■ Exercise:
Rewrite every line of the following entries as a JSON array of strings, one string per line, skipping any blank lines.

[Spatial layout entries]
####################
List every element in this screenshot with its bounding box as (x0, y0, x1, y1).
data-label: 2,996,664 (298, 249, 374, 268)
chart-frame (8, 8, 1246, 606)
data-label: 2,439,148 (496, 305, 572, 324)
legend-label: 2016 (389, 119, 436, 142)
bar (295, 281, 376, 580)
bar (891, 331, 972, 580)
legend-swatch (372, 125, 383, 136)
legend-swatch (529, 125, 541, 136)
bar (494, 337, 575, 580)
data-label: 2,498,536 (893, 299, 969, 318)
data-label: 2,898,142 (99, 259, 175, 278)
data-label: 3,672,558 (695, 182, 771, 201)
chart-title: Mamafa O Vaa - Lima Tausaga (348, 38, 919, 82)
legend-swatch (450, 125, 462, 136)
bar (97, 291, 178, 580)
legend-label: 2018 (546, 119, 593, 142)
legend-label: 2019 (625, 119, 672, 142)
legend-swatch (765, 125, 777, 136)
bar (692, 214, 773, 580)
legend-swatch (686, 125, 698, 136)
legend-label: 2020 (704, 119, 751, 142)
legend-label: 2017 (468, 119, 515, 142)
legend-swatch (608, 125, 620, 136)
####################
■ Final answer:
[
  "List every element in this screenshot with its bounding box as (x0, y0, x1, y1).",
  "data-label: 2,996,664 (298, 249, 374, 268)",
  "chart-frame (8, 8, 1246, 606)",
  "data-label: 2,439,148 (496, 305, 572, 324)",
  "legend-label: 2016 (389, 119, 436, 142)",
  "bar (295, 281, 376, 580)",
  "bar (891, 331, 972, 580)",
  "legend-swatch (372, 125, 383, 136)",
  "legend-swatch (529, 125, 541, 136)",
  "bar (494, 337, 575, 580)",
  "data-label: 2,498,536 (893, 299, 969, 318)",
  "data-label: 2,898,142 (99, 259, 175, 278)",
  "data-label: 3,672,558 (695, 182, 771, 201)",
  "chart-title: Mamafa O Vaa - Lima Tausaga (348, 38, 919, 82)",
  "legend-swatch (450, 125, 462, 136)",
  "bar (97, 291, 178, 580)",
  "legend-label: 2018 (546, 119, 593, 142)",
  "legend-label: 2019 (625, 119, 672, 142)",
  "legend-swatch (765, 125, 777, 136)",
  "bar (692, 214, 773, 580)",
  "legend-swatch (686, 125, 698, 136)",
  "legend-label: 2020 (704, 119, 751, 142)",
  "legend-label: 2017 (468, 119, 515, 142)",
  "legend-swatch (608, 125, 620, 136)"
]